**INSTRUCTION:** Report how many lines hold the string "Existing". Give the number and nothing else.

— Start of TASK INPUTS —

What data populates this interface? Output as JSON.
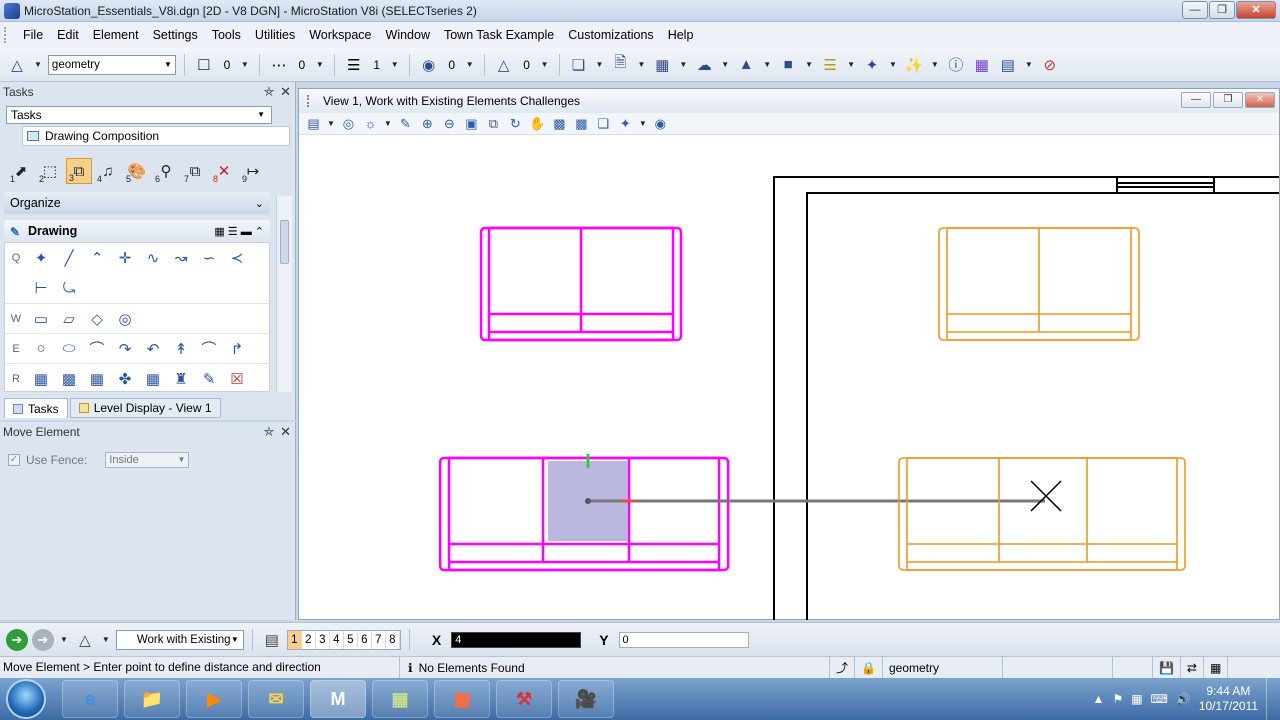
{
  "window": {
    "title": "MicroStation_Essentials_V8i.dgn [2D - V8 DGN] - MicroStation V8i (SELECTseries 2)",
    "controls": [
      "minimize",
      "restore",
      "close"
    ]
  },
  "menu": [
    "File",
    "Edit",
    "Element",
    "Settings",
    "Tools",
    "Utilities",
    "Workspace",
    "Window",
    "Town Task Example",
    "Customizations",
    "Help"
  ],
  "attributes": {
    "level": "geometry",
    "color": "0",
    "style": "0",
    "weight": "1",
    "transparency": "0",
    "priority": "0"
  },
  "tasks_panel": {
    "title": "Tasks",
    "combo_value": "Tasks",
    "drawing_composition": "Drawing Composition",
    "tool_numbers": [
      "1",
      "2",
      "3",
      "4",
      "5",
      "6",
      "7",
      "8",
      "9"
    ],
    "organize_label": "Organize",
    "drawing_label": "Drawing",
    "row_keys": [
      "Q",
      "",
      "W",
      "E",
      "R"
    ],
    "tabs": [
      "Tasks",
      "Level Display - View 1"
    ]
  },
  "move_panel": {
    "title": "Move Element",
    "use_fence_label": "Use Fence:",
    "fence_mode": "Inside"
  },
  "view": {
    "title": "View 1, Work with Existing Elements Challenges"
  },
  "canvas_colors": {
    "selected": "#ff00ff",
    "furniture": "#f0961e",
    "dynamic": "#b3b0dc",
    "border": "#000000"
  },
  "command_bar": {
    "task": "Work with Existing",
    "view_numbers": [
      "1",
      "2",
      "3",
      "4",
      "5",
      "6",
      "7",
      "8"
    ],
    "x_label": "X",
    "x_value": "4",
    "y_label": "Y",
    "y_value": "0"
  },
  "status": {
    "prompt": "Move Element > Enter point to define distance and direction",
    "message": "No Elements Found",
    "active_level": "geometry"
  },
  "taskbar": {
    "time": "9:44 AM",
    "date": "10/17/2011"
  }
}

— End of TASK INPUTS —

**ANSWER TO THE EXERCISE:** 2